= Text passage =
● ● ● ● ●

The Impossibility of Microfoundations for Macroeconomics

One thing which never ceases to bemuse me is the intellectual insularity of mainstream economics.

Every intellectual specialization is, by necessity, insular. Specialization necessarily requires that, to have expert knowledge in one field—say, physics—you must focus on that field to the exclusion of others—for example, chemistry. Given the extent of human knowledge today, this goes far further than it did in the 19th century: the days of the true polymath are well and truly over. There are now specializations within each field, so that a physicist specializing in statistical mechanics will know relatively little about condensed matter physics, for example, and so on in other fields.

● ● ● ● ●

(Some records)

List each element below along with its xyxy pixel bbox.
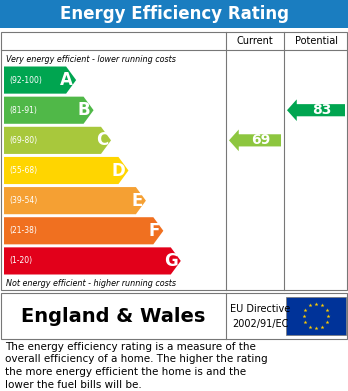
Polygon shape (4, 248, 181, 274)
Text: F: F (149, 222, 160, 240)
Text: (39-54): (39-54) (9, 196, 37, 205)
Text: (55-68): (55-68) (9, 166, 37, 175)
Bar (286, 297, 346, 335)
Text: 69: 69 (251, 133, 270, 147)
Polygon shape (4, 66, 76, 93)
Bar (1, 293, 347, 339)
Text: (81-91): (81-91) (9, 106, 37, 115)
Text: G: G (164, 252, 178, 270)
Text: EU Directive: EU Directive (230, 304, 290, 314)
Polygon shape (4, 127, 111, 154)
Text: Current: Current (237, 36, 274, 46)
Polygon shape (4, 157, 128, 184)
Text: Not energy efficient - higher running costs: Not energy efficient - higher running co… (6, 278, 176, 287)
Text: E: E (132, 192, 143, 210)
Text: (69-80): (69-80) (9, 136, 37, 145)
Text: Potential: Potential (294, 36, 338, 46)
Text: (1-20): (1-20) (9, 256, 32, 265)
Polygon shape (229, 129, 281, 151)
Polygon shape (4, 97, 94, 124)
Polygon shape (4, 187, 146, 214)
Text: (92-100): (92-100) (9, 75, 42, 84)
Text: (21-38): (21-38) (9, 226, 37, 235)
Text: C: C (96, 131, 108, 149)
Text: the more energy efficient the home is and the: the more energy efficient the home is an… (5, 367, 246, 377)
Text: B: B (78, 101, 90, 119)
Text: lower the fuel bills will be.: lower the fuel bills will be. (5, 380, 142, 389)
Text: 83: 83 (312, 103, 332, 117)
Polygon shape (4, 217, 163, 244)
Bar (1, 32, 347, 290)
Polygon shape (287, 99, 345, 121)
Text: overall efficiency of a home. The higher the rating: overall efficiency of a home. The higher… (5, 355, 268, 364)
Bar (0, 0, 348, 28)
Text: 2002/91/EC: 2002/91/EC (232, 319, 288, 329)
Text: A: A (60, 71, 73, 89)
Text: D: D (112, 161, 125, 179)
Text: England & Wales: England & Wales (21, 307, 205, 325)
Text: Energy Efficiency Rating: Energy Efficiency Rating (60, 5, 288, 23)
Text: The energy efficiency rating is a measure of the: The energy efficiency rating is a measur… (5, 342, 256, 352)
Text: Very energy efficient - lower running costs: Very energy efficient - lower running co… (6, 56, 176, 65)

● ● ● ● ●

= Required actions =
- a) In the essay on microfoundations for macroeconomics, rewrite the paragraph beginning "Every intellectual specialization is, by necessity, insular" as a shorter version that keeps its main facts.
- b) Continue the essay on microfoundations for macroeconomics from its final sentence.

= The replies =
- a) Every specialized field is insular by necessity, because expertise in one area, such as physics, requires neglecting others, such as chemistry. Human knowledge is now so vast that this holds far more than in the 19th century, and the true polymath has disappeared. Fields also split into subspecialties, so a physicist in statistical mechanics knows relatively little about condensed matter physics.

- b)
But the insularity of mainstream economics goes far beyond this necessary minimum. Though there are a few convenient exceptions who are trotted out to counter generalizations like I am making here, in general, Neoclassicals are blithely unaware of how their own school of thought developed, of empirical and theoretical results that contradict core tenets their own beliefs, of the competing schools of thought within economics, of the development of economics itself over time, and crucially, of intellectual developments that have extended human knowledge in fundamental ways that affect all fields of knowledge—including economics. Foremost here is their ignorance of complexity analysis, which has transformed many fields of study since its re-discovery in meteorology by Edward Lorenz in 1963 (Lorenz 1963).

  1. Complexity

Complexity is often defined by what it is not, so I will attempt a positive definition—which even so, still contains a negative:

A complex system is an often very simple dynamic system which, under certain very common conditions—nonlinear interactions between some of its three or more variables—generates extremely complicated far-from-equilibrium behaviour, which cannot be understood by reducing the system to its component parts (i.e., by reductionism).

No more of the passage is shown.